• [Exercise brief]: Exactly as they appear, output all of the records. Skip any images.

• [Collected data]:
- - - -

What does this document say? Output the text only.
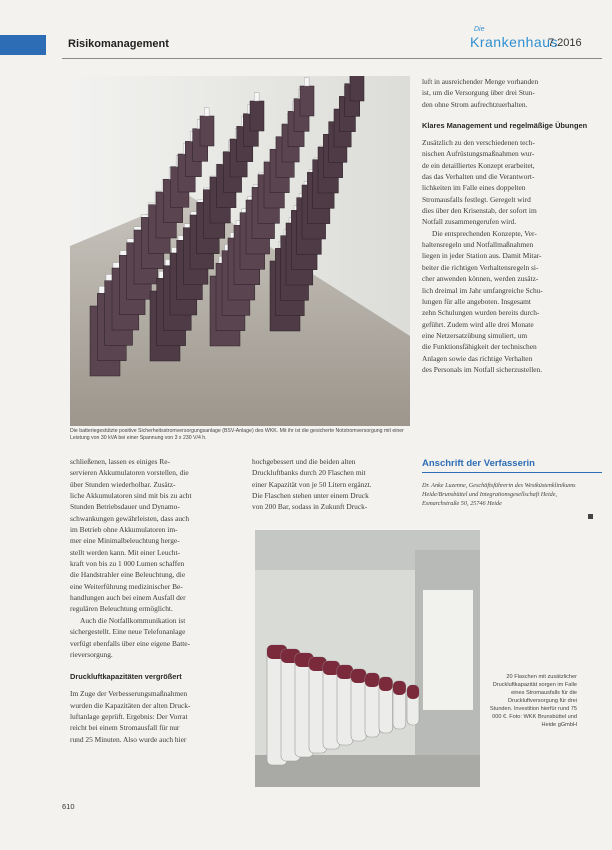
Risikomanagement
Die
Krankenhaus
7.2016
Die batteriegestützte positive Sicherheitsstromversorgungsanlage (BSV-Anlage) des WKK. Mit ihr ist die gesicherte Notstromversorgung mit einer Leistung von 30 kVA bei einer Spannung von 3 x 230 V/4 h.

schließenen, lassen es einiges Re-
servieren Akkumulatoren vorstellen, die
über Stunden wiederholbar. Zusätz-
liche Akkumulatoren sind mit bis zu acht
Stunden Betriebsdauer und Dynamo-
schwankungen gewährleisten, dass auch
im Betrieb ohne Akkumulatoren im-
mer eine Minimalbeleuchtung herge-
stellt werden kann. Mit einer Leucht-
kraft von bis zu 1 000 Lumen schaffen
die Handstrahler eine Beleuchtung, die
eine Weiterführung medizinischer Be-
handlungen auch bei einem Ausfall der
regulären Beleuchtung ermöglicht.

Auch die Notfallkommunikation ist
sichergestellt. Eine neue Telefonanlage
verfügt ebenfalls über eine eigene Batte-
rieversorgung.

Druckluftkapazitäten vergrößert

Im Zuge der Verbesserungsmaßnahmen
wurden die Kapazitäten der alten Druck-
luftanlage geprüft. Ergebnis: Der Vorrat
reicht bei einem Stromausfall für nur
rund 25 Minuten. Also wurde auch hier

hochgebessert und die beiden alten
Druckluftbanks durch 20 Flaschen mit
einer Kapazität von je 50 Litern ergänzt.
Die Flaschen stehen unter einem Druck
von 200 Bar, sodass in Zukunft Druck-

luft in ausreichender Menge vorhanden
ist, um die Versorgung über drei Stun-
den ohne Strom aufrechtzuerhalten.

Klares Management und regelmäßige Übungen

Zusätzlich zu den verschiedenen tech-
nischen Aufrüstungsmaßnahmen wur-
de ein detailliertes Konzept erarbeitet,
das das Verhalten und die Verantwort-
lichkeiten im Falle eines doppelten
Stromausfalls festlegt. Geregelt wird
dies über den Krisenstab, der sofort im
Notfall zusammengerufen wird.

Die entsprechenden Konzepte, Ver-
haltensregeln und Notfallmaßnahmen
liegen in jeder Station aus. Damit Mitar-
beiter die richtigen Verhaltensregeln si-
cher anwenden können, werden zusätz-
lich dreimal im Jahr umfangreiche Schu-
lungen für alle angeboten. Insgesamt
zehn Schulungen wurden bereits durch-
geführt. Zudem wird alle drei Monate
eine Netzersatzübung simuliert, um
die Funktionsfähigkeit der technischen
Anlagen sowie das richtige Verhalten
des Personals im Notfall sicherzustellen.

Anschrift der Verfasserin
Dr. Anke Luzenne, Geschäftsführerin des Westküstenklinikums Heide/Brunsbüttel und Integrationsgesellschaft Heide, Esmarchstraße 50, 25746 Heide
20 Flaschen mit zusätzlicher Druckluftkapazität sorgen im Falle eines Stromausfalls für die Druckluftversorgung für drei Stunden. Investition hierfür rund 75 000 €. Foto: WKK Brunsbüttel und Heide gGmbH
610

- - - -

• [Written solution]:
What does this document say? Output the text only.
Risikomanagement
Die
Krankenhaus
7.2016
Die batteriegestützte positive Sicherheitsstromversorgungsanlage (BSV-Anlage) des WKK. Mit ihr ist die gesicherte Notstromversorgung mit einer Leistung von 30 kVA bei einer Spannung von 3 x 230 V/4 h.

schließenen, lassen es einiges Re-
servieren Akkumulatoren vorstellen, die
über Stunden wiederholbar. Zusätz-
liche Akkumulatoren sind mit bis zu acht
Stunden Betriebsdauer und Dynamo-
schwankungen gewährleisten, dass auch
im Betrieb ohne Akkumulatoren im-
mer eine Minimalbeleuchtung herge-
stellt werden kann. Mit einer Leucht-
kraft von bis zu 1 000 Lumen schaffen
die Handstrahler eine Beleuchtung, die
eine Weiterführung medizinischer Be-
handlungen auch bei einem Ausfall der
regulären Beleuchtung ermöglicht.

Auch die Notfallkommunikation ist
sichergestellt. Eine neue Telefonanlage
verfügt ebenfalls über eine eigene Batte-
rieversorgung.

Druckluftkapazitäten vergrößert

Im Zuge der Verbesserungsmaßnahmen
wurden die Kapazitäten der alten Druck-
luftanlage geprüft. Ergebnis: Der Vorrat
reicht bei einem Stromausfall für nur
rund 25 Minuten. Also wurde auch hier

hochgebessert und die beiden alten
Druckluftbanks durch 20 Flaschen mit
einer Kapazität von je 50 Litern ergänzt.
Die Flaschen stehen unter einem Druck
von 200 Bar, sodass in Zukunft Druck-

luft in ausreichender Menge vorhanden
ist, um die Versorgung über drei Stun-
den ohne Strom aufrechtzuerhalten.

Klares Management und regelmäßige Übungen

Zusätzlich zu den verschiedenen tech-
nischen Aufrüstungsmaßnahmen wur-
de ein detailliertes Konzept erarbeitet,
das das Verhalten und die Verantwort-
lichkeiten im Falle eines doppelten
Stromausfalls festlegt. Geregelt wird
dies über den Krisenstab, der sofort im
Notfall zusammengerufen wird.

Die entsprechenden Konzepte, Ver-
haltensregeln und Notfallmaßnahmen
liegen in jeder Station aus. Damit Mitar-
beiter die richtigen Verhaltensregeln si-
cher anwenden können, werden zusätz-
lich dreimal im Jahr umfangreiche Schu-
lungen für alle angeboten. Insgesamt
zehn Schulungen wurden bereits durch-
geführt. Zudem wird alle drei Monate
eine Netzersatzübung simuliert, um
die Funktionsfähigkeit der technischen
Anlagen sowie das richtige Verhalten
des Personals im Notfall sicherzustellen.

Anschrift der Verfasserin
Dr. Anke Luzenne, Geschäftsführerin des Westküstenklinikums Heide/Brunsbüttel und Integrationsgesellschaft Heide, Esmarchstraße 50, 25746 Heide
20 Flaschen mit zusätzlicher Druckluftkapazität sorgen im Falle eines Stromausfalls für die Druckluftversorgung für drei Stunden. Investition hierfür rund 75 000 €. Foto: WKK Brunsbüttel und Heide gGmbH
610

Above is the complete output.